= To do =
Copy each line where the word "一切靠劳动" occurs.

Records from a collection
****

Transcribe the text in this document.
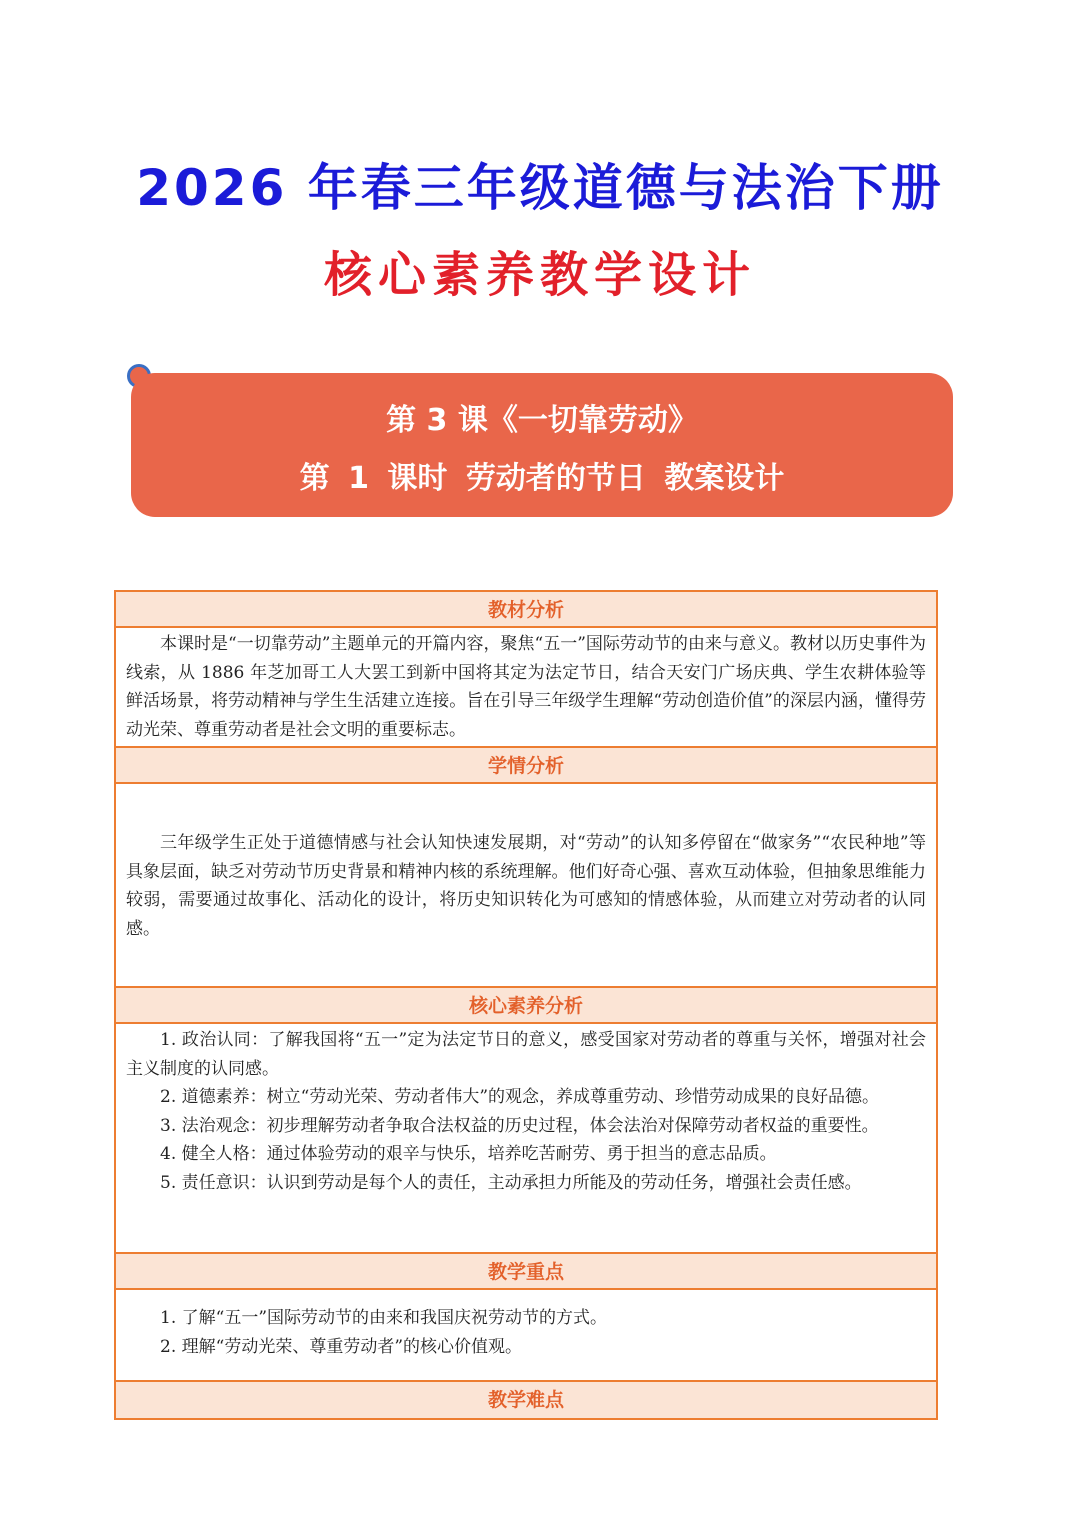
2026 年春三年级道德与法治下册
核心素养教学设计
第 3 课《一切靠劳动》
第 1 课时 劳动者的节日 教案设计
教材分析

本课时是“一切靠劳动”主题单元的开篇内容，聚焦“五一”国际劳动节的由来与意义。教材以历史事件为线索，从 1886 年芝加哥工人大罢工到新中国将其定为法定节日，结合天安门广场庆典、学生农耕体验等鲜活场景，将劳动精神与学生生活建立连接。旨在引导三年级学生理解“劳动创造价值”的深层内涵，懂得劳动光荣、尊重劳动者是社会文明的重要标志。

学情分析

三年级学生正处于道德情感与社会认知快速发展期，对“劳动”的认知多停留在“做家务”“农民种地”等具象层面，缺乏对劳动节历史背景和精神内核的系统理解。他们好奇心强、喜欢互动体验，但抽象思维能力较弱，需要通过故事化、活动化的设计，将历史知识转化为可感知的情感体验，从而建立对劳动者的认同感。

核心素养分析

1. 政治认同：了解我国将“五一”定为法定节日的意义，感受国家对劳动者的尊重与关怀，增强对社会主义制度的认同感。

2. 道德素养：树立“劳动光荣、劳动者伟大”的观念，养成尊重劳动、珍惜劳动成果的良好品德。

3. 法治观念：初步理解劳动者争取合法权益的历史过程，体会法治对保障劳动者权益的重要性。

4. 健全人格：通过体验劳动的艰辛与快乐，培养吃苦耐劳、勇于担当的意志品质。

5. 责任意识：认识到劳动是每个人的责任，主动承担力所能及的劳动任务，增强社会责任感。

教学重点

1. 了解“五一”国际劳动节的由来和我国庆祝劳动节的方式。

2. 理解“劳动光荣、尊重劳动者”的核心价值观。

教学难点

****

= Solution below =
第 3 课《一切靠劳动》
本课时是“一切靠劳动”主题单元的开篇内容，聚焦“五一”国际劳动节的由来与意义。教材以历史事件为线索，从 1886 年芝加哥工人大罢工到新中国将其定为法定节日，结合天安门广场庆典、学生农耕体验等鲜活场景，将劳动精神与学生生活建立连接。旨在引导三年级学生理解“劳动创造价值”的深层内涵，懂得劳动光荣、尊重劳动者是社会文明的重要标志。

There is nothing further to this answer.